◆ **INSTRUCTIONS FOR THE TASK**
Of the lines in the listing, how many include the string "federal"? Write the number and nothing else.

◆ **RAW RECORDS**

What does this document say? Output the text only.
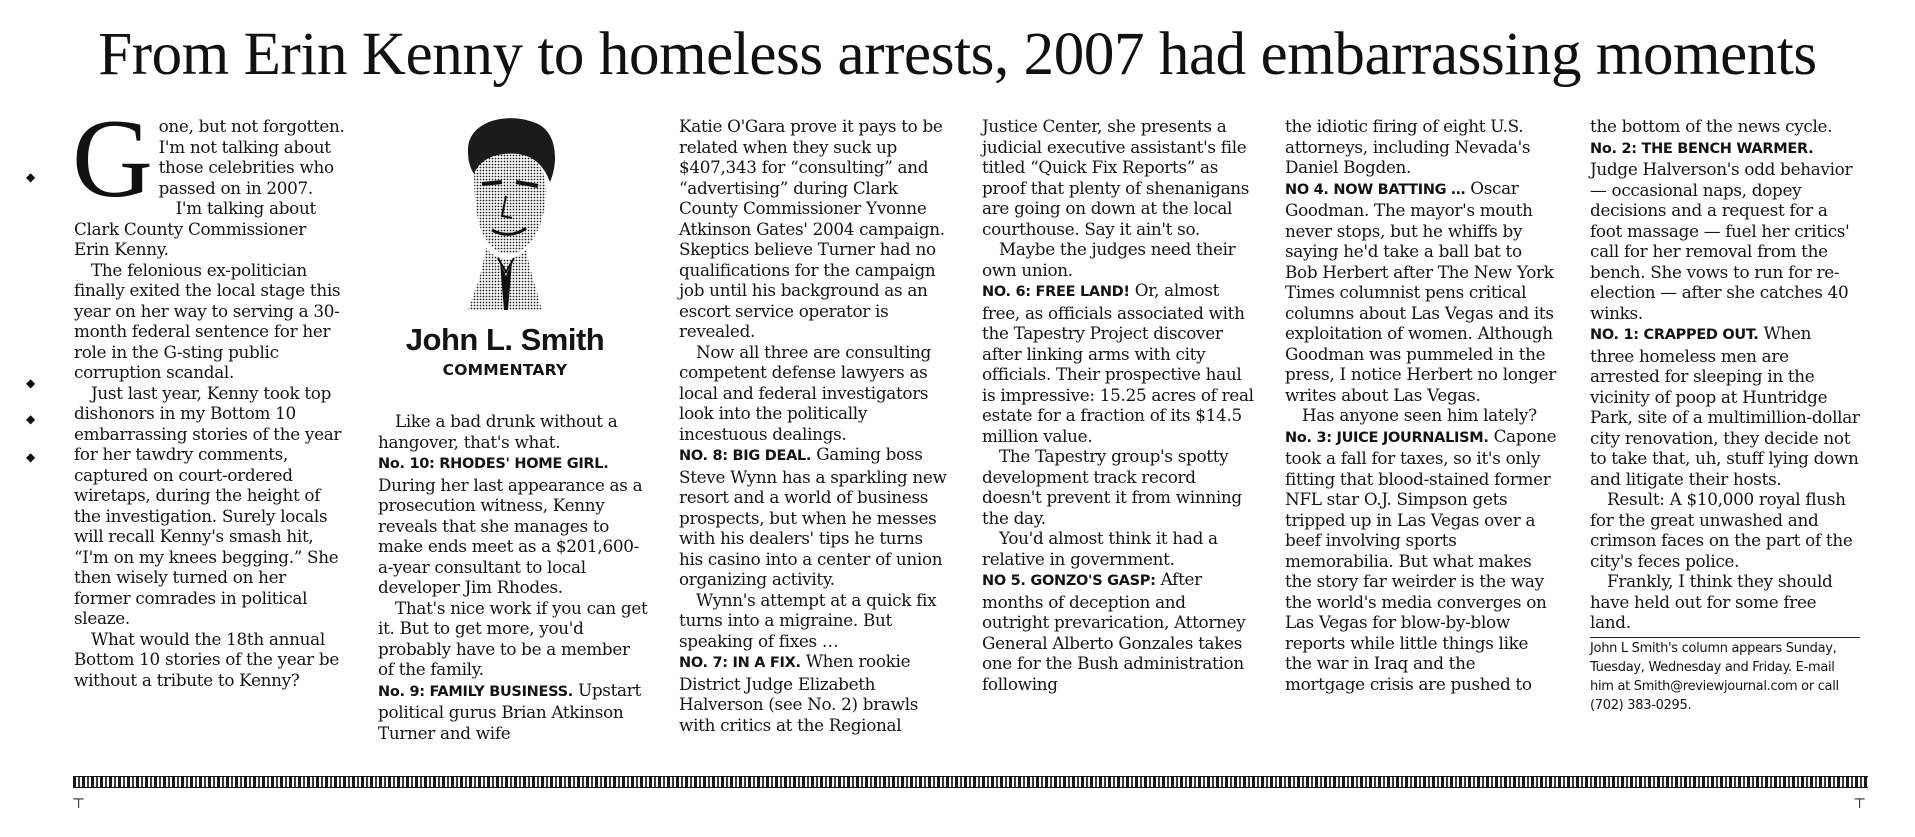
From Erin Kenny to homeless arrests, 2007 had embarrassing moments

Gone, but not forgotten. I'm not talking about those celebrities who passed on in 2007.

I'm talking about Clark County Commissioner Erin Kenny.

The felonious ex-politician finally exited the local stage this year on her way to serving a 30-month federal sentence for her role in the G-sting public corruption scandal.

Just last year, Kenny took top dishonors in my Bottom 10 embarrassing stories of the year for her tawdry comments, captured on court-ordered wiretaps, during the height of the investigation. Surely locals will recall Kenny's smash hit, “I'm on my knees begging.” She then wisely turned on her former comrades in political sleaze.

What would the 18th annual Bottom 10 stories of the year be without a tribute to Kenny?

◆
◆
◆
◆
John L. Smith
COMMENTARY

Like a bad drunk without a hangover, that's what.

No. 10: RHODES' HOME GIRL. During her last appearance as a prosecution witness, Kenny reveals that she manages to make ends meet as a $201,600-a-year consultant to local developer Jim Rhodes.

That's nice work if you can get it. But to get more, you'd probably have to be a member of the family.

No. 9: FAMILY BUSINESS. Upstart political gurus Brian Atkinson Turner and wife

Katie O'Gara prove it pays to be related when they suck up $407,343 for “consulting” and “advertising” during Clark County Commissioner Yvonne Atkinson Gates' 2004 campaign. Skeptics believe Turner had no qualifications for the campaign job until his background as an escort service operator is revealed.

Now all three are consulting competent defense lawyers as local and federal investigators look into the politically incestuous dealings.

NO. 8: BIG DEAL. Gaming boss Steve Wynn has a sparkling new resort and a world of business prospects, but when he messes with his dealers' tips he turns his casino into a center of union organizing activity.

Wynn's attempt at a quick fix turns into a migraine. But speaking of fixes …

NO. 7: IN A FIX. When rookie District Judge Elizabeth Halverson (see No. 2) brawls with critics at the Regional

Justice Center, she presents a judicial executive assistant's file titled “Quick Fix Reports” as proof that plenty of shenanigans are going on down at the local courthouse. Say it ain't so.

Maybe the judges need their own union.

NO. 6: FREE LAND! Or, almost free, as officials associated with the Tapestry Project discover after linking arms with city officials. Their prospective haul is impressive: 15.25 acres of real estate for a fraction of its $14.5 million value.

The Tapestry group's spotty development track record doesn't prevent it from winning the day.

You'd almost think it had a relative in government.

NO 5. GONZO'S GASP: After months of deception and outright prevarication, Attorney General Alberto Gonzales takes one for the Bush administration following

the idiotic firing of eight U.S. attorneys, including Nevada's Daniel Bogden.

NO 4. NOW BATTING … Oscar Goodman. The mayor's mouth never stops, but he whiffs by saying he'd take a ball bat to Bob Herbert after The New York Times columnist pens critical columns about Las Vegas and its exploitation of women. Although Goodman was pummeled in the press, I notice Herbert no longer writes about Las Vegas.

Has anyone seen him lately?

No. 3: JUICE JOURNALISM. Capone took a fall for taxes, so it's only fitting that blood-stained former NFL star O.J. Simpson gets tripped up in Las Vegas over a beef involving sports memorabilia. But what makes the story far weirder is the way the world's media converges on Las Vegas for blow-by-blow reports while little things like the war in Iraq and the mortgage crisis are pushed to

the bottom of the news cycle.

No. 2: THE BENCH WARMER. Judge Halverson's odd behavior — occasional naps, dopey decisions and a request for a foot massage — fuel her critics' call for her removal from the bench. She vows to run for re-election — after she catches 40 winks.

NO. 1: CRAPPED OUT. When three homeless men are arrested for sleeping in the vicinity of poop at Huntridge Park, site of a multimillion-dollar city renovation, they decide not to take that, uh, stuff lying down and litigate their hosts.

Result: A $10,000 royal flush for the great unwashed and crimson faces on the part of the city's feces police.

Frankly, I think they should have held out for some free land.

John L Smith's column appears Sunday, Tuesday, Wednesday and Friday. E-mail him at Smith@reviewjournal.com or call (702) 383-0295.
⊤	⊤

◆ **OUTPUT FOR THIS TASK**
2